— BEGIN —

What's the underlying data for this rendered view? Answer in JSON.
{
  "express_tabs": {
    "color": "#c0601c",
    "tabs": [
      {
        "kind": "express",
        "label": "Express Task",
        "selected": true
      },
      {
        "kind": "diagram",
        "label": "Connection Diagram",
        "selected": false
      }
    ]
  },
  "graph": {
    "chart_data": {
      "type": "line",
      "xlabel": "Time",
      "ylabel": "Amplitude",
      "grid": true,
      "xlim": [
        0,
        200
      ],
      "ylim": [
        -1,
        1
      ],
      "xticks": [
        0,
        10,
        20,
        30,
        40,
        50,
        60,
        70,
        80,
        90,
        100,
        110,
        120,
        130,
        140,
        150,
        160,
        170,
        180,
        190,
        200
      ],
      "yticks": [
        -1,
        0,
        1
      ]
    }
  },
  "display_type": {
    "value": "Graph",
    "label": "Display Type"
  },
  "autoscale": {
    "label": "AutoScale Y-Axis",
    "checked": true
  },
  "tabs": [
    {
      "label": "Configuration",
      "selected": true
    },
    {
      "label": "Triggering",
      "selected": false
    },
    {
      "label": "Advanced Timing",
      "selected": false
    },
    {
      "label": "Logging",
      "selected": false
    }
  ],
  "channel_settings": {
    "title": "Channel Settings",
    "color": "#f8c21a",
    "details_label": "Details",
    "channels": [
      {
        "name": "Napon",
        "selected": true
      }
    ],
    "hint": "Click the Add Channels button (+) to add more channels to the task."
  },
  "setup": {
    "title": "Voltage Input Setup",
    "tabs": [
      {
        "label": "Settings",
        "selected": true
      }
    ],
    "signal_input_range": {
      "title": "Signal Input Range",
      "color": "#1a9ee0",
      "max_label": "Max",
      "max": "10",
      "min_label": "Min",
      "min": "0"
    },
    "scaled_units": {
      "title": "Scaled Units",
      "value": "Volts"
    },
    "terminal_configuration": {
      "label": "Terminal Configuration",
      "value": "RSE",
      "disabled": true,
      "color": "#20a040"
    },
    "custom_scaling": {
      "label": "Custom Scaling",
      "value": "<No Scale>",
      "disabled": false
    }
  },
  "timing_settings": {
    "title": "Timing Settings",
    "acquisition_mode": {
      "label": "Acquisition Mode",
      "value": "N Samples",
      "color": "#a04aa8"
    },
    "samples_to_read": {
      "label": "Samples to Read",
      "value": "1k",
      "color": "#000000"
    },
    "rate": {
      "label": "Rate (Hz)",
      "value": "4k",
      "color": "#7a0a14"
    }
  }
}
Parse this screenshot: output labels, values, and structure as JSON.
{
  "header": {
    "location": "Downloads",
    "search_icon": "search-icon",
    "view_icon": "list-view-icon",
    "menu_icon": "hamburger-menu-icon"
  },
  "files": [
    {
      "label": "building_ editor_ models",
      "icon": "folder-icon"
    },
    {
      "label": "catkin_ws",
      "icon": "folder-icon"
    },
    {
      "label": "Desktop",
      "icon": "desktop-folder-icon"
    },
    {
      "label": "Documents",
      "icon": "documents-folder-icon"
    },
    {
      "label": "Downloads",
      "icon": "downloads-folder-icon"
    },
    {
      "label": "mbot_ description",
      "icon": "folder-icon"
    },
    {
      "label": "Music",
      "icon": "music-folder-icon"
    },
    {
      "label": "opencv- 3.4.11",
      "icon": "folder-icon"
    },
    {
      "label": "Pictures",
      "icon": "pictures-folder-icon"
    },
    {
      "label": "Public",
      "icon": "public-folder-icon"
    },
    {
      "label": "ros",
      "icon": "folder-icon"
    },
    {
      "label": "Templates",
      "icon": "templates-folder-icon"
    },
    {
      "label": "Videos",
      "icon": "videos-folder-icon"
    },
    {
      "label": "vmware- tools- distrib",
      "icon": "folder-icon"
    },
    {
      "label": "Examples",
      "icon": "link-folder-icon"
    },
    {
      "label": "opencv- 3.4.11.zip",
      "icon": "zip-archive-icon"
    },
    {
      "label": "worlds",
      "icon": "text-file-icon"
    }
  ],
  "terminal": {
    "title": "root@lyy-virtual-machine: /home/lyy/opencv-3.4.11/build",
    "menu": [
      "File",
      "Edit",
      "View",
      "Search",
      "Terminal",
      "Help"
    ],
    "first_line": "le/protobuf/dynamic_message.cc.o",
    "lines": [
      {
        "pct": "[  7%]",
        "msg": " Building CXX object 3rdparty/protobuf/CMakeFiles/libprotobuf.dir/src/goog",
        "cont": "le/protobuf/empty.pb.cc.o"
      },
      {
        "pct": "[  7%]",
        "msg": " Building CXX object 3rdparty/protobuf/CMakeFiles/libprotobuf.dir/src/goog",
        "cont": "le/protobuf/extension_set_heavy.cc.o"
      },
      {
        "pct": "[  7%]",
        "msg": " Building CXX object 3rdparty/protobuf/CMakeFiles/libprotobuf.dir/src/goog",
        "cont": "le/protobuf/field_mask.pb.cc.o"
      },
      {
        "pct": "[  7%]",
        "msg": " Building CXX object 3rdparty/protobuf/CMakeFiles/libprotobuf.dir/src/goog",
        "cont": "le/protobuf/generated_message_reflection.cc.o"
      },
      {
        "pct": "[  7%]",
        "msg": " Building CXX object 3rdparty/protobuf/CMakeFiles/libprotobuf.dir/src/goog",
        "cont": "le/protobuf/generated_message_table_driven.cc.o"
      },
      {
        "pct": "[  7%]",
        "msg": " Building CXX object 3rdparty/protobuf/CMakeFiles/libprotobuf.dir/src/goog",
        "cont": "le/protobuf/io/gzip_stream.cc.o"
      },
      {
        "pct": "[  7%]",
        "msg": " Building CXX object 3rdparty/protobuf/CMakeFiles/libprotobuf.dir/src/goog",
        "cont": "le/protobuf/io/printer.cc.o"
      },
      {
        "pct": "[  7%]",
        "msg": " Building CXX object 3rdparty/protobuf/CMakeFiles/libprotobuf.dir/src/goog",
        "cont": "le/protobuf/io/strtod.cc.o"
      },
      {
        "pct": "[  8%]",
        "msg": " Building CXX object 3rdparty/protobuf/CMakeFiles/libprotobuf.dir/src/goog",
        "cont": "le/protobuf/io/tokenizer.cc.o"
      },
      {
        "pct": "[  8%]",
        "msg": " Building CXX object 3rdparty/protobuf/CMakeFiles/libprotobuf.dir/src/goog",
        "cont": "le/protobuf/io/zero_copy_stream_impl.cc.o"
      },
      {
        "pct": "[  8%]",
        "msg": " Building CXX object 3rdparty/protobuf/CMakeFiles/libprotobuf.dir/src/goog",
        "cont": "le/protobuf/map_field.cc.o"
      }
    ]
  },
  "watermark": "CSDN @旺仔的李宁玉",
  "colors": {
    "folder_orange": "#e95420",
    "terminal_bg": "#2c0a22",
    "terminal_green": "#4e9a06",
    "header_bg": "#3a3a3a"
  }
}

— END —

THE REQUEST:
Return each line of the data exactly as written above.

EXPECTED ANSWER:
What's the underlying data for this rendered view? Answer in JSON.
{
  "express_tabs": {
    "color": "#c0601c",
    "tabs": [
      {
        "kind": "express",
        "label": "Express Task",
        "selected": true
      },
      {
        "kind": "diagram",
        "label": "Connection Diagram",
        "selected": false
      }
    ]
  },
  "graph": {
    "chart_data": {
      "type": "line",
      "xlabel": "Time",
      "ylabel": "Amplitude",
      "grid": true,
      "xlim": [
        0,
        200
      ],
      "ylim": [
        -1,
        1
      ],
      "xticks": [
        0,
        10,
        20,
        30,
        40,
        50,
        60,
        70,
        80,
        90,
        100,
        110,
        120,
        130,
        140,
        150,
        160,
        170,
        180,
        190,
        200
      ],
      "yticks": [
        -1,
        0,
        1
      ]
    }
  },
  "display_type": {
    "value": "Graph",
    "label": "Display Type"
  },
  "autoscale": {
    "label": "AutoScale Y-Axis",
    "checked": true
  },
  "tabs": [
    {
      "label": "Configuration",
      "selected": true
    },
    {
      "label": "Triggering",
      "selected": false
    },
    {
      "label": "Advanced Timing",
      "selected": false
    },
    {
      "label": "Logging",
      "selected": false
    }
  ],
  "channel_settings": {
    "title": "Channel Settings",
    "color": "#f8c21a",
    "details_label": "Details",
    "channels": [
      {
        "name": "Napon",
        "selected": true
      }
    ],
    "hint": "Click the Add Channels button (+) to add more channels to the task."
  },
  "setup": {
    "title": "Voltage Input Setup",
    "tabs": [
      {
        "label": "Settings",
        "selected": true
      }
    ],
    "signal_input_range": {
      "title": "Signal Input Range",
      "color": "#1a9ee0",
      "max_label": "Max",
      "max": "10",
      "min_label": "Min",
      "min": "0"
    },
    "scaled_units": {
      "title": "Scaled Units",
      "value": "Volts"
    },
    "terminal_configuration": {
      "label": "Terminal Configuration",
      "value": "RSE",
      "disabled": true,
      "color": "#20a040"
    },
    "custom_scaling": {
      "label": "Custom Scaling",
      "value": "<No Scale>",
      "disabled": false
    }
  },
  "timing_settings": {
    "title": "Timing Settings",
    "acquisition_mode": {
      "label": "Acquisition Mode",
      "value": "N Samples",
      "color": "#a04aa8"
    },
    "samples_to_read": {
      "label": "Samples to Read",
      "value": "1k",
      "color": "#000000"
    },
    "rate": {
      "label": "Rate (Hz)",
      "value": "4k",
      "color": "#7a0a14"
    }
  }
}
Parse this screenshot: output labels, values, and structure as JSON.
{
  "header": {
    "location": "Downloads",
    "search_icon": "search-icon",
    "view_icon": "list-view-icon",
    "menu_icon": "hamburger-menu-icon"
  },
  "files": [
    {
      "label": "building_ editor_ models",
      "icon": "folder-icon"
    },
    {
      "label": "catkin_ws",
      "icon": "folder-icon"
    },
    {
      "label": "Desktop",
      "icon": "desktop-folder-icon"
    },
    {
      "label": "Documents",
      "icon": "documents-folder-icon"
    },
    {
      "label": "Downloads",
      "icon": "downloads-folder-icon"
    },
    {
      "label": "mbot_ description",
      "icon": "folder-icon"
    },
    {
      "label": "Music",
      "icon": "music-folder-icon"
    },
    {
      "label": "opencv- 3.4.11",
      "icon": "folder-icon"
    },
    {
      "label": "Pictures",
      "icon": "pictures-folder-icon"
    },
    {
      "label": "Public",
      "icon": "public-folder-icon"
    },
    {
      "label": "ros",
      "icon": "folder-icon"
    },
    {
      "label": "Templates",
      "icon": "templates-folder-icon"
    },
    {
      "label": "Videos",
      "icon": "videos-folder-icon"
    },
    {
      "label": "vmware- tools- distrib",
      "icon": "folder-icon"
    },
    {
      "label": "Examples",
      "icon": "link-folder-icon"
    },
    {
      "label": "opencv- 3.4.11.zip",
      "icon": "zip-archive-icon"
    },
    {
      "label": "worlds",
      "icon": "text-file-icon"
    }
  ],
  "terminal": {
    "title": "root@lyy-virtual-machine: /home/lyy/opencv-3.4.11/build",
    "menu": [
      "File",
      "Edit",
      "View",
      "Search",
      "Terminal",
      "Help"
    ],
    "first_line": "le/protobuf/dynamic_message.cc.o",
    "lines": [
      {
        "pct": "[  7%]",
        "msg": " Building CXX object 3rdparty/protobuf/CMakeFiles/libprotobuf.dir/src/goog",
        "cont": "le/protobuf/empty.pb.cc.o"
      },
      {
        "pct": "[  7%]",
        "msg": " Building CXX object 3rdparty/protobuf/CMakeFiles/libprotobuf.dir/src/goog",
        "cont": "le/protobuf/extension_set_heavy.cc.o"
      },
      {
        "pct": "[  7%]",
        "msg": " Building CXX object 3rdparty/protobuf/CMakeFiles/libprotobuf.dir/src/goog",
        "cont": "le/protobuf/field_mask.pb.cc.o"
      },
      {
        "pct": "[  7%]",
        "msg": " Building CXX object 3rdparty/protobuf/CMakeFiles/libprotobuf.dir/src/goog",
        "cont": "le/protobuf/generated_message_reflection.cc.o"
      },
      {
        "pct": "[  7%]",
        "msg": " Building CXX object 3rdparty/protobuf/CMakeFiles/libprotobuf.dir/src/goog",
        "cont": "le/protobuf/generated_message_table_driven.cc.o"
      },
      {
        "pct": "[  7%]",
        "msg": " Building CXX object 3rdparty/protobuf/CMakeFiles/libprotobuf.dir/src/goog",
        "cont": "le/protobuf/io/gzip_stream.cc.o"
      },
      {
        "pct": "[  7%]",
        "msg": " Building CXX object 3rdparty/protobuf/CMakeFiles/libprotobuf.dir/src/goog",
        "cont": "le/protobuf/io/printer.cc.o"
      },
      {
        "pct": "[  7%]",
        "msg": " Building CXX object 3rdparty/protobuf/CMakeFiles/libprotobuf.dir/src/goog",
        "cont": "le/protobuf/io/strtod.cc.o"
      },
      {
        "pct": "[  8%]",
        "msg": " Building CXX object 3rdparty/protobuf/CMakeFiles/libprotobuf.dir/src/goog",
        "cont": "le/protobuf/io/tokenizer.cc.o"
      },
      {
        "pct": "[  8%]",
        "msg": " Building CXX object 3rdparty/protobuf/CMakeFiles/libprotobuf.dir/src/goog",
        "cont": "le/protobuf/io/zero_copy_stream_impl.cc.o"
      },
      {
        "pct": "[  8%]",
        "msg": " Building CXX object 3rdparty/protobuf/CMakeFiles/libprotobuf.dir/src/goog",
        "cont": "le/protobuf/map_field.cc.o"
      }
    ]
  },
  "watermark": "CSDN @旺仔的李宁玉",
  "colors": {
    "folder_orange": "#e95420",
    "terminal_bg": "#2c0a22",
    "terminal_green": "#4e9a06",
    "header_bg": "#3a3a3a"
  }
}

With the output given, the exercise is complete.